[Data pulled from a collection]
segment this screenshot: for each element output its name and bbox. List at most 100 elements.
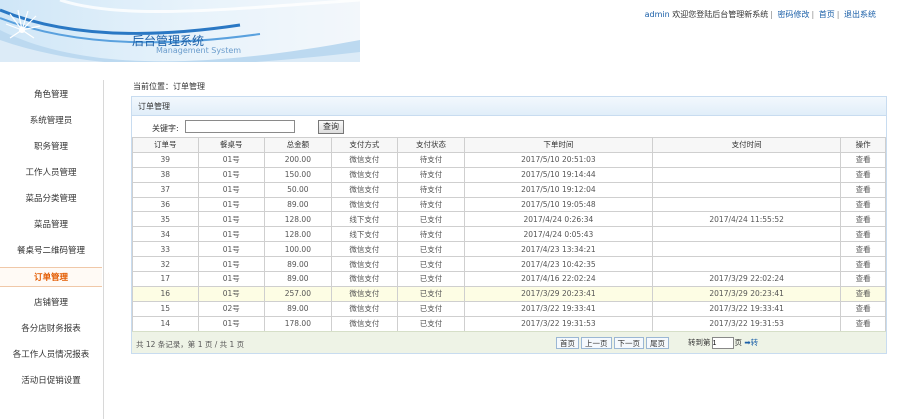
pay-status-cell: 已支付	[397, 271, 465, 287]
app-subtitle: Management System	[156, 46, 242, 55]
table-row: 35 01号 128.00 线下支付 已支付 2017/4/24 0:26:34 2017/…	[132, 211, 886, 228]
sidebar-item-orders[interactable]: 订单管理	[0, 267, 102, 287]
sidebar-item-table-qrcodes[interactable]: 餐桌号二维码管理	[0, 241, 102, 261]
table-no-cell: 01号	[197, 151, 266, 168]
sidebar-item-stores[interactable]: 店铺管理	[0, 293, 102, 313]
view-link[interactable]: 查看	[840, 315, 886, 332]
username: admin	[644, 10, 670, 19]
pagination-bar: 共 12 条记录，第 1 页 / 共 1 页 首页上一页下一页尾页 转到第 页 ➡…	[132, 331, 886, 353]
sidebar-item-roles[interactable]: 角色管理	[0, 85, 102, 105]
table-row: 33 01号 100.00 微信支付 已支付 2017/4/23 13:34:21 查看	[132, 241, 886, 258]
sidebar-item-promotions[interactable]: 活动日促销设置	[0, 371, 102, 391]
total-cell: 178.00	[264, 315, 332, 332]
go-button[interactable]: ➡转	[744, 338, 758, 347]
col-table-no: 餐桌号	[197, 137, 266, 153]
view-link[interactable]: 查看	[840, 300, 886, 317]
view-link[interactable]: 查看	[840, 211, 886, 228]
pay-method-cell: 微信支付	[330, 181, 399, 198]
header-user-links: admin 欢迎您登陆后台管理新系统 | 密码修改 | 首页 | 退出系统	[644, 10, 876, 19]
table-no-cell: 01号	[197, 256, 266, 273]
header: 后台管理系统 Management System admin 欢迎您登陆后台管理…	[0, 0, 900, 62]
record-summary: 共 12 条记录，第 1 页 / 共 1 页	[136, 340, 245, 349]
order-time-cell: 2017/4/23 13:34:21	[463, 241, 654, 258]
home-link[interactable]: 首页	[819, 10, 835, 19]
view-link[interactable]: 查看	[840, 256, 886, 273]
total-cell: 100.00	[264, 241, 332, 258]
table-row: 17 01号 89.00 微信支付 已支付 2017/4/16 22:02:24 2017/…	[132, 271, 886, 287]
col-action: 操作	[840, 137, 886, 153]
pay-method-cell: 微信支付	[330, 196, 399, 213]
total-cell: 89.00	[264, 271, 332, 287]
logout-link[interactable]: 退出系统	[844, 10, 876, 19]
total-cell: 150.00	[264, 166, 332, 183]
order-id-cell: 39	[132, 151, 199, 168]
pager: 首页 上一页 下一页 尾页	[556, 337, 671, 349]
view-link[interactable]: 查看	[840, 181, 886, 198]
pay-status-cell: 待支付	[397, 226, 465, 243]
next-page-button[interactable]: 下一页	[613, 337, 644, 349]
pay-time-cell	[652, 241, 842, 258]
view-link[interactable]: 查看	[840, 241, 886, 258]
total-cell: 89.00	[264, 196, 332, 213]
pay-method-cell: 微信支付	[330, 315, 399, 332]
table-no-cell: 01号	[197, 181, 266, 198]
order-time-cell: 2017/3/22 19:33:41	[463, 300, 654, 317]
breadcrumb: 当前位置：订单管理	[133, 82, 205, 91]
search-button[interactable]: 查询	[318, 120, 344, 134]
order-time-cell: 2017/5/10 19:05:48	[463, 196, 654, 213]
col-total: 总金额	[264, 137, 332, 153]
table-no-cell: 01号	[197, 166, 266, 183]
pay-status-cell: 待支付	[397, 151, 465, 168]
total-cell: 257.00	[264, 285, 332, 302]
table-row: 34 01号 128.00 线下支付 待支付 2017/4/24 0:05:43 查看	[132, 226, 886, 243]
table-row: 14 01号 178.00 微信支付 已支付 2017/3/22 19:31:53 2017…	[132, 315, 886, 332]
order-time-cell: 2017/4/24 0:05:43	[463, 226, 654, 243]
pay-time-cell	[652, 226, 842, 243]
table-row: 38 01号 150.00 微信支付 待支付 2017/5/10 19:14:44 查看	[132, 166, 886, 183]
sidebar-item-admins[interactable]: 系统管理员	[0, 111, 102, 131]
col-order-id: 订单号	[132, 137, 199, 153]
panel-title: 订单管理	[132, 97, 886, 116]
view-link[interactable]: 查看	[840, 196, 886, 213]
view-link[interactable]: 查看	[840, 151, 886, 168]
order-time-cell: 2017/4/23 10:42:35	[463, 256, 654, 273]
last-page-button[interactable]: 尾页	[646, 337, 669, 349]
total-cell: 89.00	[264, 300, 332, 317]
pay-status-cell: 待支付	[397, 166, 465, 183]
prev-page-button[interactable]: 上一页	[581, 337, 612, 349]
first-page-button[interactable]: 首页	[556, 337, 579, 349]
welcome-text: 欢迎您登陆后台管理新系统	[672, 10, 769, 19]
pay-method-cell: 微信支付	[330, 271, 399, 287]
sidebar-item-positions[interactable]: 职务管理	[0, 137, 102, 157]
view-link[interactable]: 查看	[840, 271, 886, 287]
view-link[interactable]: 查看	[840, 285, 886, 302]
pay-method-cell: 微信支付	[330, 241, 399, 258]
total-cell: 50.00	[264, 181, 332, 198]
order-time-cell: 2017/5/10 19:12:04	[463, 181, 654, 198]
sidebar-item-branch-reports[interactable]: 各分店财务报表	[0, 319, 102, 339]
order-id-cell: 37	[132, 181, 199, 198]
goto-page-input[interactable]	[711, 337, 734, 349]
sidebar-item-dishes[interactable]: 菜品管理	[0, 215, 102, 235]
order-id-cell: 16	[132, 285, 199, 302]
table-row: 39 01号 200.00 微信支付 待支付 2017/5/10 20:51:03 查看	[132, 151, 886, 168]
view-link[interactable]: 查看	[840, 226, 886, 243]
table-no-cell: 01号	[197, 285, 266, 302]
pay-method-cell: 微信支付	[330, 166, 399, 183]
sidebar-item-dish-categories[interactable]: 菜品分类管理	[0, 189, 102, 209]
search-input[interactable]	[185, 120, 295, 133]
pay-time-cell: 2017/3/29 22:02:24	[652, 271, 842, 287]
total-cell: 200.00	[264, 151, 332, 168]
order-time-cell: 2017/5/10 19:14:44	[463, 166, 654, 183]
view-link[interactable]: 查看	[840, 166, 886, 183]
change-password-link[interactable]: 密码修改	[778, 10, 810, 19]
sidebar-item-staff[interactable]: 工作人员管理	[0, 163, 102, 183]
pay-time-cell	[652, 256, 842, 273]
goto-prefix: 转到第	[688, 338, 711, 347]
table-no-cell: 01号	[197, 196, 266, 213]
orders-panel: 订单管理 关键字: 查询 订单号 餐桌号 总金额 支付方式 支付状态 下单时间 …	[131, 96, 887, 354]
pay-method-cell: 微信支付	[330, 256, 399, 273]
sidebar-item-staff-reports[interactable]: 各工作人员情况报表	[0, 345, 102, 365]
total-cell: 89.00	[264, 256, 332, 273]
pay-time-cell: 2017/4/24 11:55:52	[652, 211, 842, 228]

Task to complete =>
Convert the lines of the listing between the line holding "271, 465, 287]" and the line holding "293, 102, 313]", inclusive, into a Markdown table with the columns "Row" and "Text". Number the rows in order and leave out any blank lines.

Full answer =>
| Row | Text |
|---|---|
| 1 | pay-status-cell: 已支付	[397, 271, 465, 287] |
| 2 | app-subtitle: Management System	[156, 46, 242, 55] |
| 3 | table-row: 35 01号 128.00 线下支付 已支付 2017/4/24 0:26:34 2017/…	[132, 211, 886, 228] |
| 4 | sidebar-item-orders[interactable]: 订单管理	[0, 267, 102, 287] |
| 5 | sidebar-item-table-qrcodes[interactable]: 餐桌号二维码管理	[0, 241, 102, 261] |
| 6 | table-no-cell: 01号	[197, 151, 266, 168] |
| 7 | sidebar-item-stores[interactable]: 店铺管理	[0, 293, 102, 313] |